╭─ Data for processing

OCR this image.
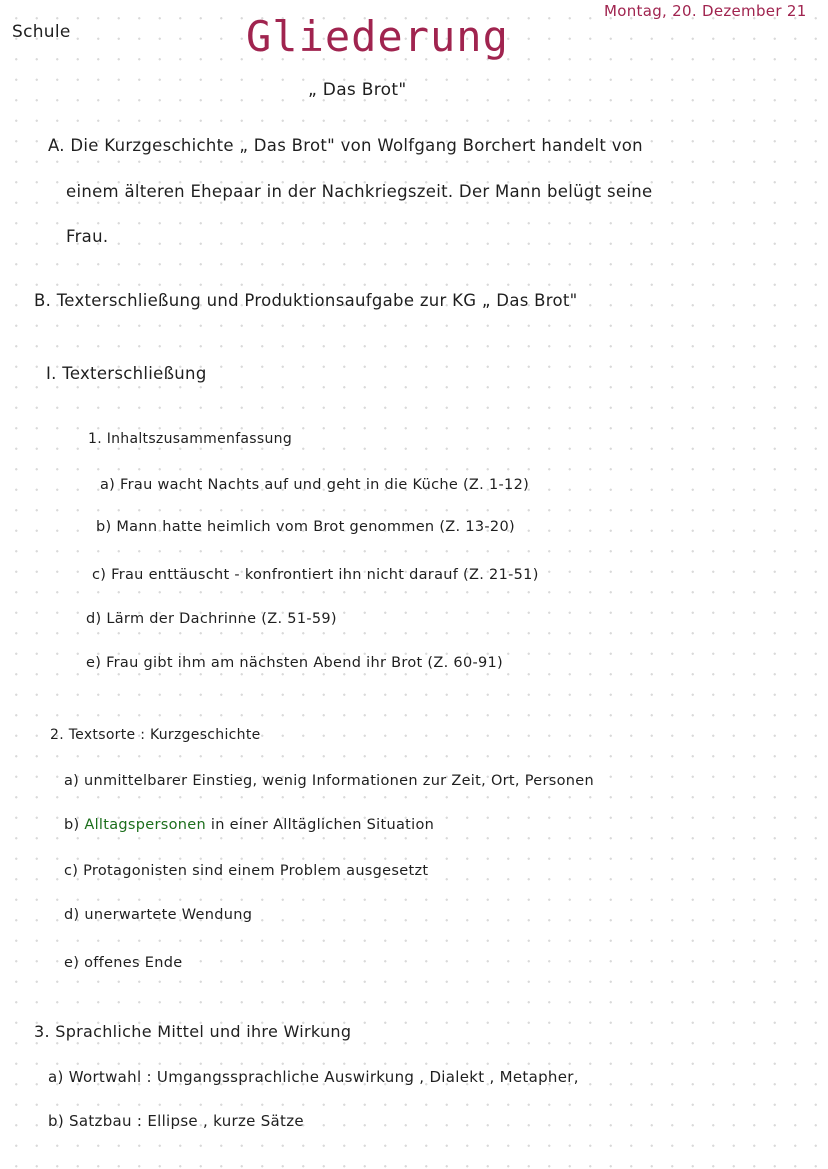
Schule

Montag, 20. Dezember 21

Gliederung

„ Das Brot"

A. Die Kurzgeschichte „ Das Brot" von Wolfgang Borchert handelt von

einem älteren Ehepaar in der Nachkriegszeit. Der Mann belügt seine

Frau.

B. Texterschließung und Produktionsaufgabe zur KG „ Das Brot"

I. Texterschließung

1. Inhaltszusammenfassung

a) Frau wacht Nachts auf und geht in die Küche (Z. 1-12)

b) Mann hatte heimlich vom Brot genommen (Z. 13-20)

c) Frau enttäuscht - konfrontiert ihn nicht darauf (Z. 21-51)

d) Lärm der Dachrinne (Z. 51-59)

e) Frau gibt ihm am nächsten Abend ihr Brot (Z. 60-91)

2. Textsorte : Kurzgeschichte

a) unmittelbarer Einstieg, wenig Informationen zur Zeit, Ort, Personen

b) Alltagspersonen in einer Alltäglichen Situation

c) Protagonisten sind einem Problem ausgesetzt

d) unerwartete Wendung

e) offenes Ende

3. Sprachliche Mittel und ihre Wirkung

a) Wortwahl : Umgangssprachliche Auswirkung , Dialekt , Metapher,

b) Satzbau : Ellipse , kurze Sätze
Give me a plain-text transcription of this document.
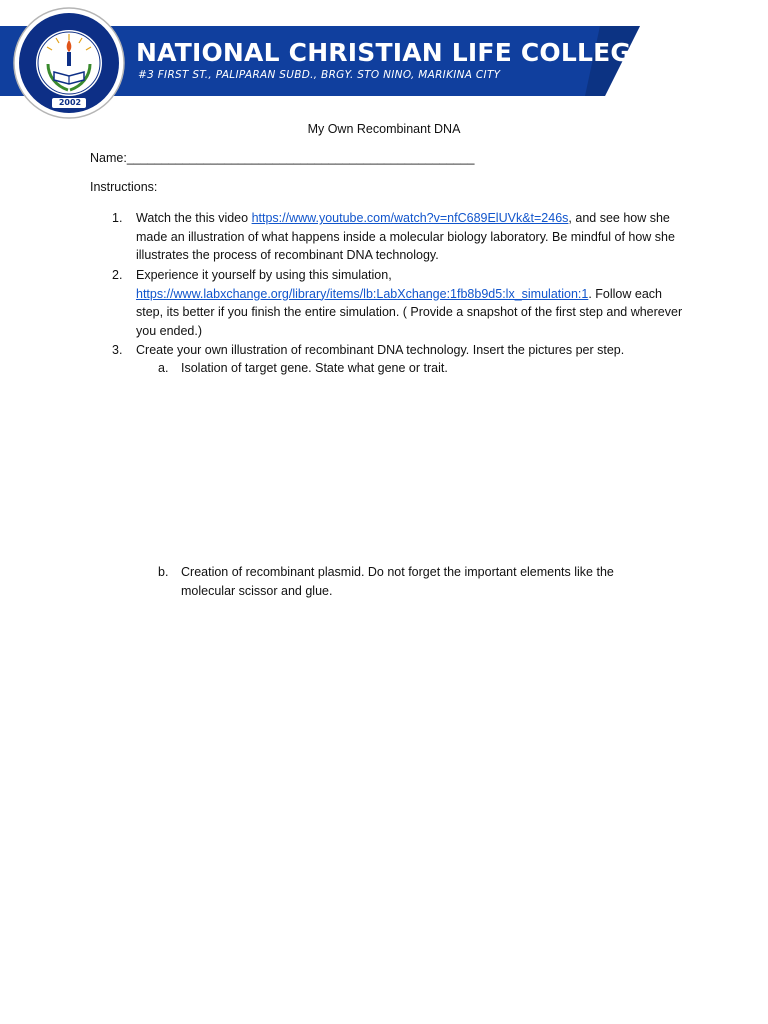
NATIONAL CHRISTIAN LIFE COLLEGE
#3 FIRST ST., PALIPARAN SUBD., BRGY. STO NINO, MARIKINA CITY
2002
My Own Recombinant DNA
Name:__________________________________________________
Instructions:
1.	Watch the this video https://www.youtube.com/watch?v=nfC689ElUVk&t=246s, and see how she made an illustration of what happens inside a molecular biology laboratory. Be mindful of how she illustrates the process of recombinant DNA technology.
2.	Experience it yourself by using this simulation, https://www.labxchange.org/library/items/lb:LabXchange:1fb8b9d5:lx_simulation:1. Follow each step, its better if you finish the entire simulation. ( Provide a snapshot of the first step and wherever you ended.)
3.	Create your own illustration of recombinant DNA technology. Insert the pictures per step.
a.	Isolation of target gene. State what gene or trait.
b.	Creation of recombinant plasmid. Do not forget the important elements like the molecular scissor and glue.
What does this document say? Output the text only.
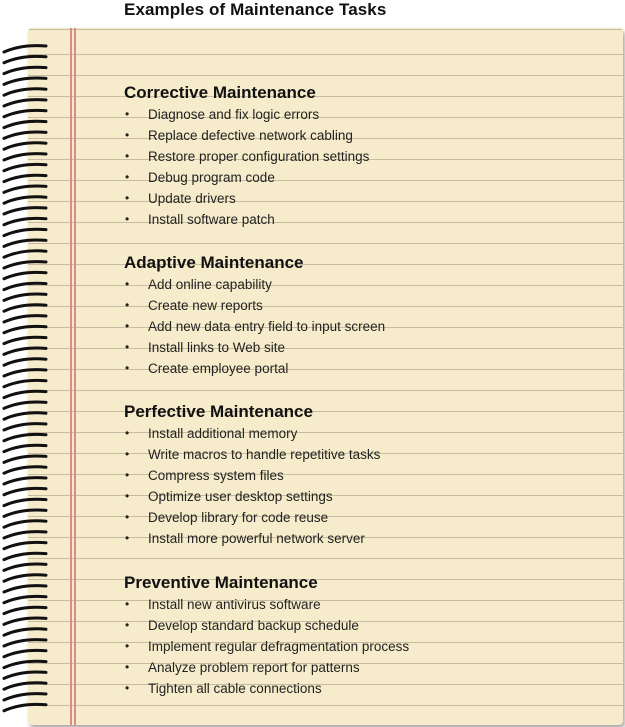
Examples of Maintenance Tasks
Corrective Maintenance
• Diagnose and fix logic errors
• Replace defective network cabling
• Restore proper configuration settings
• Debug program code
• Update drivers
• Install software patch
Adaptive Maintenance
• Add online capability
• Create new reports
• Add new data entry field to input screen
• Install links to Web site
• Create employee portal
Perfective Maintenance
• Install additional memory
• Write macros to handle repetitive tasks
• Compress system files
• Optimize user desktop settings
• Develop library for code reuse
• Install more powerful network server
Preventive Maintenance
• Install new antivirus software
• Develop standard backup schedule
• Implement regular defragmentation process
• Analyze problem report for patterns
• Tighten all cable connections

╰─

The word "technology" appears in some of the lines above. Copy those lines.

1.	Watch the this video https://www.youtube.com/watch?v=nfC689ElUVk&t=246s, and see how she made an illustration of what happens inside a molecular biology laboratory. Be mindful of how she illustrates the process of recombinant DNA technology.
3.	Create your own illustration of recombinant DNA technology. Insert the pictures per step.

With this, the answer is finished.